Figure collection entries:
######

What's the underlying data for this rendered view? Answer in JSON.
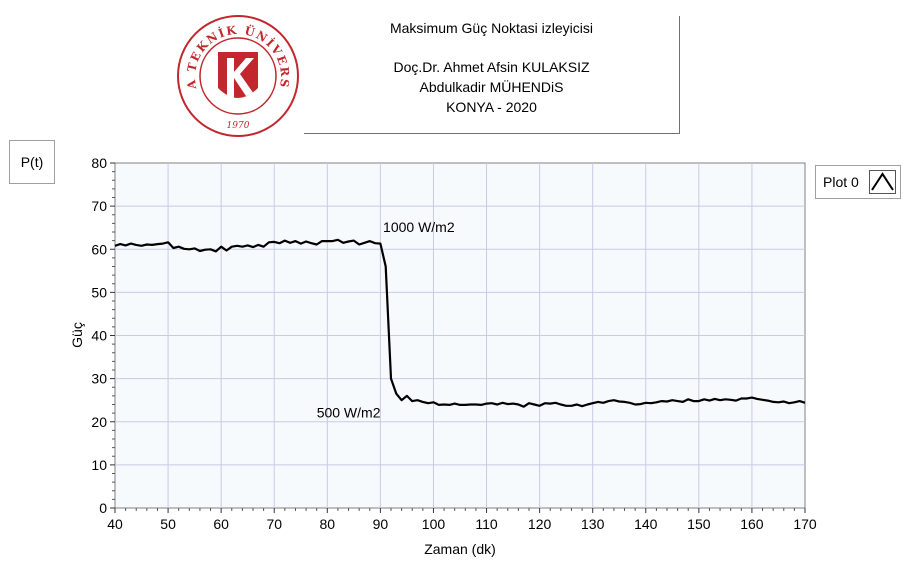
{
  "header": {
    "title_lines": [
      "Maksimum Güç Noktasi izleyicisi",
      "Doç.Dr. Ahmet Afsin KULAKSIZ",
      "Abdulkadir MÜHENDiS",
      "KONYA - 2020"
    ]
  },
  "logo": {
    "ring_text": "KONYA TEKNİK ÜNİVERSİTESİ",
    "year": "1970",
    "color": "#c1272d"
  },
  "plot_label": "P(t)",
  "legend": {
    "label": "Plot 0"
  },
  "chart_data": {
    "type": "line",
    "xlabel": "Zaman (dk)",
    "ylabel": "Güç",
    "xlim": [
      40,
      170
    ],
    "ylim": [
      0,
      80
    ],
    "xticks": [
      40,
      50,
      60,
      70,
      80,
      90,
      100,
      110,
      120,
      130,
      140,
      150,
      160,
      170
    ],
    "yticks": [
      0,
      10,
      20,
      30,
      40,
      50,
      60,
      70,
      80
    ],
    "grid": true,
    "legend_position": "top-right",
    "annotations": [
      {
        "text": "1000 W/m2",
        "x": 90.5,
        "y": 64
      },
      {
        "text": "500 W/m2",
        "x": 78,
        "y": 21
      }
    ],
    "series": [
      {
        "name": "Plot 0",
        "color": "#000000",
        "x": [
          40,
          41,
          42,
          43,
          44,
          45,
          46,
          47,
          48,
          49,
          50,
          51,
          52,
          53,
          54,
          55,
          56,
          57,
          58,
          59,
          60,
          61,
          62,
          63,
          64,
          65,
          66,
          67,
          68,
          69,
          70,
          71,
          72,
          73,
          74,
          75,
          76,
          77,
          78,
          79,
          80,
          81,
          82,
          83,
          84,
          85,
          86,
          87,
          88,
          89,
          90,
          91,
          92,
          93,
          94,
          95,
          96,
          97,
          98,
          99,
          100,
          101,
          102,
          103,
          104,
          105,
          106,
          107,
          108,
          109,
          110,
          111,
          112,
          113,
          114,
          115,
          116,
          117,
          118,
          119,
          120,
          121,
          122,
          123,
          124,
          125,
          126,
          127,
          128,
          129,
          130,
          131,
          132,
          133,
          134,
          135,
          136,
          137,
          138,
          139,
          140,
          141,
          142,
          143,
          144,
          145,
          146,
          147,
          148,
          149,
          150,
          151,
          152,
          153,
          154,
          155,
          156,
          157,
          158,
          159,
          160,
          161,
          162,
          163,
          164,
          165,
          166,
          167,
          168,
          169,
          170
        ],
        "values": [
          60.8,
          61.2,
          60.9,
          61.3,
          61.0,
          60.8,
          61.1,
          61.0,
          61.2,
          61.3,
          61.6,
          60.3,
          60.6,
          60.1,
          60.0,
          60.2,
          59.6,
          59.9,
          60.0,
          59.5,
          60.6,
          59.7,
          60.6,
          60.8,
          60.6,
          60.9,
          60.5,
          61.0,
          60.6,
          61.6,
          61.7,
          61.4,
          62.0,
          61.5,
          61.9,
          61.3,
          61.8,
          61.4,
          61.1,
          61.9,
          61.9,
          61.9,
          62.2,
          61.5,
          61.8,
          62.0,
          61.1,
          61.5,
          61.9,
          61.4,
          61.3,
          56.0,
          30.0,
          26.5,
          25.0,
          26.0,
          24.8,
          25.0,
          24.6,
          24.3,
          24.5,
          23.9,
          24.0,
          23.9,
          24.2,
          23.9,
          23.9,
          24.0,
          24.0,
          23.9,
          24.2,
          24.3,
          24.0,
          24.4,
          24.1,
          24.2,
          24.0,
          23.5,
          24.3,
          24.0,
          23.7,
          24.3,
          24.2,
          24.4,
          24.0,
          23.7,
          23.7,
          24.0,
          23.6,
          24.0,
          24.3,
          24.6,
          24.4,
          24.8,
          25.0,
          24.7,
          24.6,
          24.4,
          24.0,
          24.1,
          24.4,
          24.3,
          24.5,
          24.8,
          24.7,
          25.0,
          24.8,
          24.6,
          25.2,
          24.8,
          24.8,
          25.2,
          24.9,
          25.3,
          25.0,
          25.2,
          25.1,
          24.9,
          25.4,
          25.4,
          25.6,
          25.3,
          25.1,
          24.9,
          24.6,
          24.5,
          24.7,
          24.3,
          24.5,
          24.8,
          24.4
        ]
      }
    ]
  }
}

######

Given instruction: Select every line where the word "KONYA" occurs.

Output for this task:
      "KONYA - 2020"
    "ring_text": "KONYA TEKNİK ÜNİVERSİTESİ",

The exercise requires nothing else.